Each line that includes "Bretagne" counts once; give the total and nothing besides.
** start Data extract **
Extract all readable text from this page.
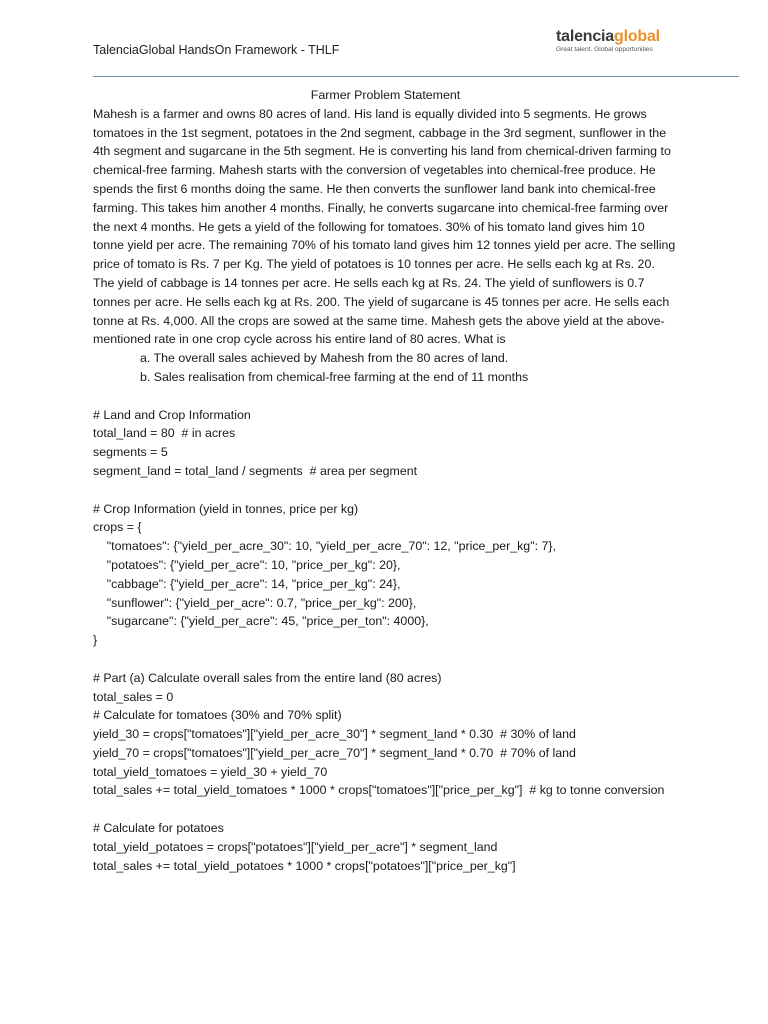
TalenciaGlobal HandsOn Framework - THLF
talenciaglobal
Great talent. Global opportunities

Farmer Problem Statement

Mahesh is a farmer and owns 80 acres of land. His land is equally divided into 5 segments. He grows tomatoes in the 1st segment, potatoes in the 2nd segment, cabbage in the 3rd segment, sunflower in the 4th segment and sugarcane in the 5th segment. He is converting his land from chemical-driven farming to chemical-free farming. Mahesh starts with the conversion of vegetables into chemical-free produce. He spends the first 6 months doing the same. He then converts the sunflower land bank into chemical-free farming. This takes him another 4 months. Finally, he converts sugarcane into chemical-free farming over the next 4 months. He gets a yield of the following for tomatoes. 30% of his tomato land gives him 10 tonne yield per acre. The remaining 70% of his tomato land gives him 12 tonnes yield per acre. The selling price of tomato is Rs. 7 per Kg. The yield of potatoes is 10 tonnes per acre. He sells each kg at Rs. 20. The yield of cabbage is 14 tonnes per acre. He sells each kg at Rs. 24. The yield of sunflowers is 0.7 tonnes per acre. He sells each kg at Rs. 200. The yield of sugarcane is 45 tonnes per acre. He sells each tonne at Rs. 4,000. All the crops are sowed at the same time. Mahesh gets the above yield at the above-mentioned rate in one crop cycle across his entire land of 80 acres. What is

a. The overall sales achieved by Mahesh from the 80 acres of land.
b. Sales realisation from chemical-free farming at the end of 11 months

# Land and Crop Information

total_land = 80  # in acres

segments = 5

segment_land = total_land / segments  # area per segment

# Crop Information (yield in tonnes, price per kg)

crops = {

"tomatoes": {"yield_per_acre_30": 10, "yield_per_acre_70": 12, "price_per_kg": 7},

"potatoes": {"yield_per_acre": 10, "price_per_kg": 20},

"cabbage": {"yield_per_acre": 14, "price_per_kg": 24},

"sunflower": {"yield_per_acre": 0.7, "price_per_kg": 200},

"sugarcane": {"yield_per_acre": 45, "price_per_ton": 4000},

}

# Part (a) Calculate overall sales from the entire land (80 acres)

total_sales = 0

# Calculate for tomatoes (30% and 70% split)

yield_30 = crops["tomatoes"]["yield_per_acre_30"] * segment_land * 0.30  # 30% of land

yield_70 = crops["tomatoes"]["yield_per_acre_70"] * segment_land * 0.70  # 70% of land

total_yield_tomatoes = yield_30 + yield_70

total_sales += total_yield_tomatoes * 1000 * crops["tomatoes"]["price_per_kg"]  # kg to tonne conversion

# Calculate for potatoes

total_yield_potatoes = crops["potatoes"]["yield_per_acre"] * segment_land

total_sales += total_yield_potatoes * 1000 * crops["potatoes"]["price_per_kg"]
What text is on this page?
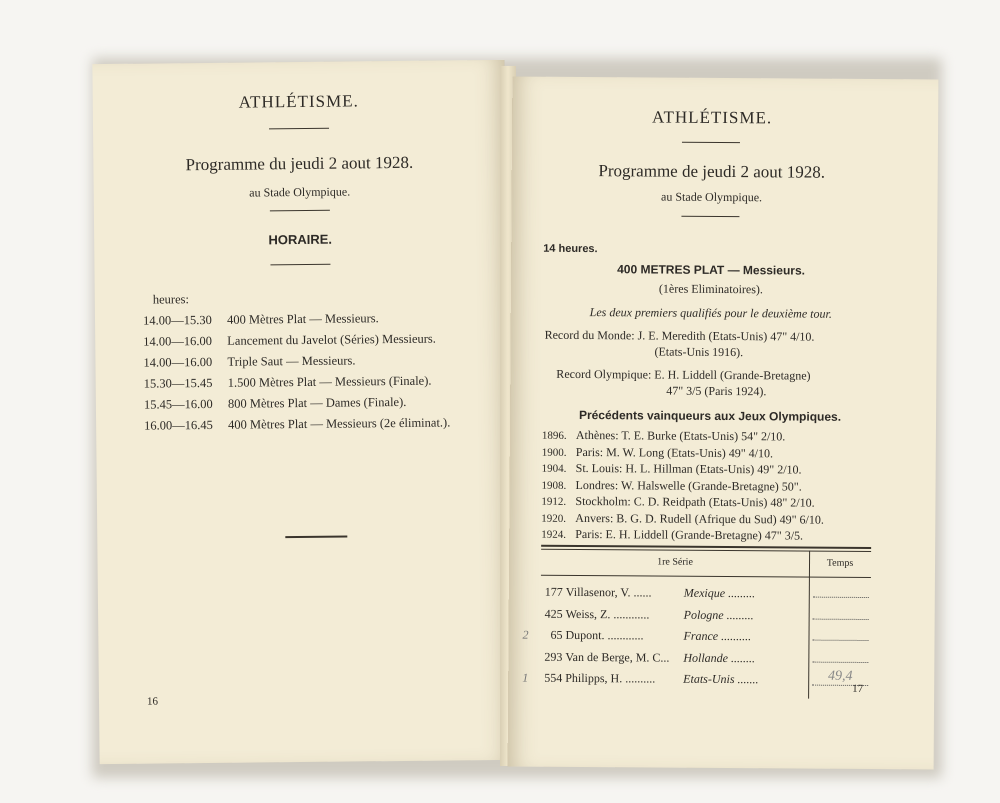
ATHLÉTISME.
Programme du jeudi 2 aout 1928.
au Stade Olympique.
HORAIRE.
heures:
14.00—15.30 400 Mètres Plat — Messieurs.
14.00—16.00 Lancement du Javelot (Séries) Messieurs.
14.00—16.00 Triple Saut — Messieurs.
15.30—15.45 1.500 Mètres Plat — Messieurs (Finale).
15.45—16.00 800 Mètres Plat — Dames (Finale).
16.00—16.45 400 Mètres Plat — Messieurs (2e éliminat.).
16
ATHLÉTISME.
Programme de jeudi 2 aout 1928.
au Stade Olympique.
14 heures.
400 METRES PLAT — Messieurs.
(1ères Eliminatoires).
Les deux premiers qualifiés pour le deuxième tour.
Record du Monde: J. E. Meredith (Etats-Unis) 47" 4/10.
(Etats-Unis 1916).
Record Olympique: E. H. Liddell (Grande-Bretagne)
47" 3/5 (Paris 1924).
Précédents vainqueurs aux Jeux Olympiques.
1896. Athènes: T. E. Burke (Etats-Unis) 54" 2/10.
1900. Paris: M. W. Long (Etats-Unis) 49" 4/10.
1904. St. Louis: H. L. Hillman (Etats-Unis) 49" 2/10.
1908. Londres: W. Halswelle (Grande-Bretagne) 50".
1912. Stockholm: C. D. Reidpath (Etats-Unis) 48" 2/10.
1920. Anvers: B. G. D. Rudell (Afrique du Sud) 49" 6/10.
1924. Paris: E. H. Liddell (Grande-Bretagne) 47" 3/5.
1re Série	Temps
177 Villasenor, V. ......	Mexique .........
425 Weiss, Z. ............	Pologne .........
2 65 Dupont. ............	France ..........
293 Van de Berge, M. C... Hollande ........
1 554 Philipps, H. .......... Etats-Unis .......	49,4
17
** end Data extract **
▸ Exercise response: 3